Document text |
The age of the flying car will soon be upon us. Thanks to a convergence of technology developments – lithium batteries, multirotor drones, electric aircraft, cheap and plentiful inertial sensors – the three-dimensional commuting revolution is beginning, and a number of companies are making serious progress in the embryonic stages of this very exciting space.
One of the best overviews and forward projections in this space we've seen is the Uber Elevate whitepaper, which specs out and puts some numbers around a VTOL air taxi service, and what it would take in terms of regulations, infrastructure and price point to make the concept viable.
One unexpected new contender has just thrown its hat into the ring: Jetpack Aviation (JPA), a small operation out of Van Nuys, California, run by personal flight pioneers David Mayman and Nelson Tyler. The JPA team has made stunning progress in the last few years by developing the world's first jet turbine backpack – a wild sci-fi dream come true.
Mayman, as CEO and chief pilot, has been staging spectacular public flights of the JB-9 and JB-10 jetpacks all around the United States and Europe, and the company recently announced that if you've got the cash, you can actually buy one now.
With a six-turbine JB-11 jetpack about to be built, some US Army contracts to fulfil and an all-electric JB-12 in development, the JPA team certainly has its hands full – but not too full to begin pressing ahead on a wild manned multicopter flying car concept that's yet to be named.
Currently at the CAD render stage, the JPA VTOL concept is an early vision of a three-dimensional single-seat commuter. It's a manned multirotor, with 12 props mounted coaxially on six arms. For all intents and purposes, it's a single-seat electric multicopter that'll fit in a single car garage thanks to the center arms folding in.

Exercise aim | Copy word for word the stretch of the flying car article from "One of the best" through "buy one now.".

Entries supplied |

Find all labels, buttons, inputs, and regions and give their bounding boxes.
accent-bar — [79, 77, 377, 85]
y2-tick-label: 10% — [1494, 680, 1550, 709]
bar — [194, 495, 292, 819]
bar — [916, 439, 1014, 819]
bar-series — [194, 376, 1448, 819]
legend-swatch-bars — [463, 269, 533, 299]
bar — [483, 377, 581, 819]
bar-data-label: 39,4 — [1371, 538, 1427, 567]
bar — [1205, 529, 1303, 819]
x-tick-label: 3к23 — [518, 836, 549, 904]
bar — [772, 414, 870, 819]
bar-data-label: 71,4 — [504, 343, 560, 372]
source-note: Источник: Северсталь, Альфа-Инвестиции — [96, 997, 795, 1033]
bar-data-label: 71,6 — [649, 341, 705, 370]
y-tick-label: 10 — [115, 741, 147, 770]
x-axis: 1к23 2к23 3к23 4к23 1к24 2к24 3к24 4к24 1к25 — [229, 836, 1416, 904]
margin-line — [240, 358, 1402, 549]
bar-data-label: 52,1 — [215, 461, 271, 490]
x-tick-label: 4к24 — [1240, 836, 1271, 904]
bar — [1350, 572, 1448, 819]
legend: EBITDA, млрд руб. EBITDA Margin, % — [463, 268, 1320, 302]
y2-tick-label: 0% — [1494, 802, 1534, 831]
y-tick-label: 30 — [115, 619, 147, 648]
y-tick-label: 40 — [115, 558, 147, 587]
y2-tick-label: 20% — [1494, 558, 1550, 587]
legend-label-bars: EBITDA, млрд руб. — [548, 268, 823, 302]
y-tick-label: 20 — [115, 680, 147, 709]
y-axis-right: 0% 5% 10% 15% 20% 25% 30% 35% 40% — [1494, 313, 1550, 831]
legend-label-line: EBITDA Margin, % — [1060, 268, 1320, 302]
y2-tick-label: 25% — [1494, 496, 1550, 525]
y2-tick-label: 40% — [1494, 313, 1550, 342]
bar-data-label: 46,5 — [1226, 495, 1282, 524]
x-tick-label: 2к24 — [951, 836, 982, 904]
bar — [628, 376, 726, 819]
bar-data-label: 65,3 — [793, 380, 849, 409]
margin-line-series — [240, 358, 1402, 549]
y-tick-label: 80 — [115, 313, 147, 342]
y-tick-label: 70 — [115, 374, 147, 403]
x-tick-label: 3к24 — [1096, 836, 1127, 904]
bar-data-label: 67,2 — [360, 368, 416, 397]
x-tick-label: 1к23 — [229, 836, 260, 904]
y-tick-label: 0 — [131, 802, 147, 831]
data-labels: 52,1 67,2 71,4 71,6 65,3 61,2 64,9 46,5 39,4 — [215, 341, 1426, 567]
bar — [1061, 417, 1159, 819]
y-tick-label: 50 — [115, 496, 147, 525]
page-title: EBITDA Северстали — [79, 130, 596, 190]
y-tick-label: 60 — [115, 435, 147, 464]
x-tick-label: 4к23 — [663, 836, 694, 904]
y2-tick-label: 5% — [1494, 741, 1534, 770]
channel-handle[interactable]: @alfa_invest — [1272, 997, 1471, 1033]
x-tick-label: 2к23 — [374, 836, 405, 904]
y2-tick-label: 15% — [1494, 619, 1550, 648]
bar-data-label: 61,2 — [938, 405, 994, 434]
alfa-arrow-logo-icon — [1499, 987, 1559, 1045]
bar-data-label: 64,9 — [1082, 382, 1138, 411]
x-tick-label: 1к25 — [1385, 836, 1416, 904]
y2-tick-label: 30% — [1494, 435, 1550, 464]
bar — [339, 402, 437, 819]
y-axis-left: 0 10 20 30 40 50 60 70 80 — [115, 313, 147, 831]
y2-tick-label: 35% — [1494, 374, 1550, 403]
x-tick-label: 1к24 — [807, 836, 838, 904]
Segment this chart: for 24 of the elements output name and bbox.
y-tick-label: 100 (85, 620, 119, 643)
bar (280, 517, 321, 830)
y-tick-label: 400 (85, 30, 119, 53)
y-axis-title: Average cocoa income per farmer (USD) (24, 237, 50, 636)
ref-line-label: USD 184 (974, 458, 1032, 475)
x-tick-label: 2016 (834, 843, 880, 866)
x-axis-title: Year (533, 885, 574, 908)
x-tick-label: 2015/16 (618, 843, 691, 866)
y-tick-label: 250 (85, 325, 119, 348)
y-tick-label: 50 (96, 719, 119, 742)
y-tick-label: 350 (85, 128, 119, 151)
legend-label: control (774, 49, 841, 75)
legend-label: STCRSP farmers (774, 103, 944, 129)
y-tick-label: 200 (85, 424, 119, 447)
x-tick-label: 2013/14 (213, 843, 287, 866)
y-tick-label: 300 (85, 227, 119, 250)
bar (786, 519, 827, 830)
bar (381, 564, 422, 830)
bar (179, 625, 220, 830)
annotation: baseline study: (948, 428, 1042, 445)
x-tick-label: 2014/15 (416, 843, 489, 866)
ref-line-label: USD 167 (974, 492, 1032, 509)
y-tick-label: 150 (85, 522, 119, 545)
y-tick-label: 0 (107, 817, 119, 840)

Output for this task |
One of the best overviews and forward projections in this space we've seen is the Uber Elevate whitepaper, which specs out and puts some numbers around a VTOL air taxi service, and what it would take in terms of regulations, infrastructure and price point to make the concept viable.
One unexpected new contender has just thrown its hat into the ring: Jetpack Aviation (JPA), a small operation out of Van Nuys, California, run by personal flight pioneers David Mayman and Nelson Tyler. The JPA team has made stunning progress in the last few years by developing the world's first jet turbine backpack – a wild sci-fi dream come true.
Mayman, as CEO and chief pilot, has been staging spectacular public flights of the JB-9 and JB-10 jetpacks all around the United States and Europe, and the company recently announced that if you've got the cash, you can actually buy one now.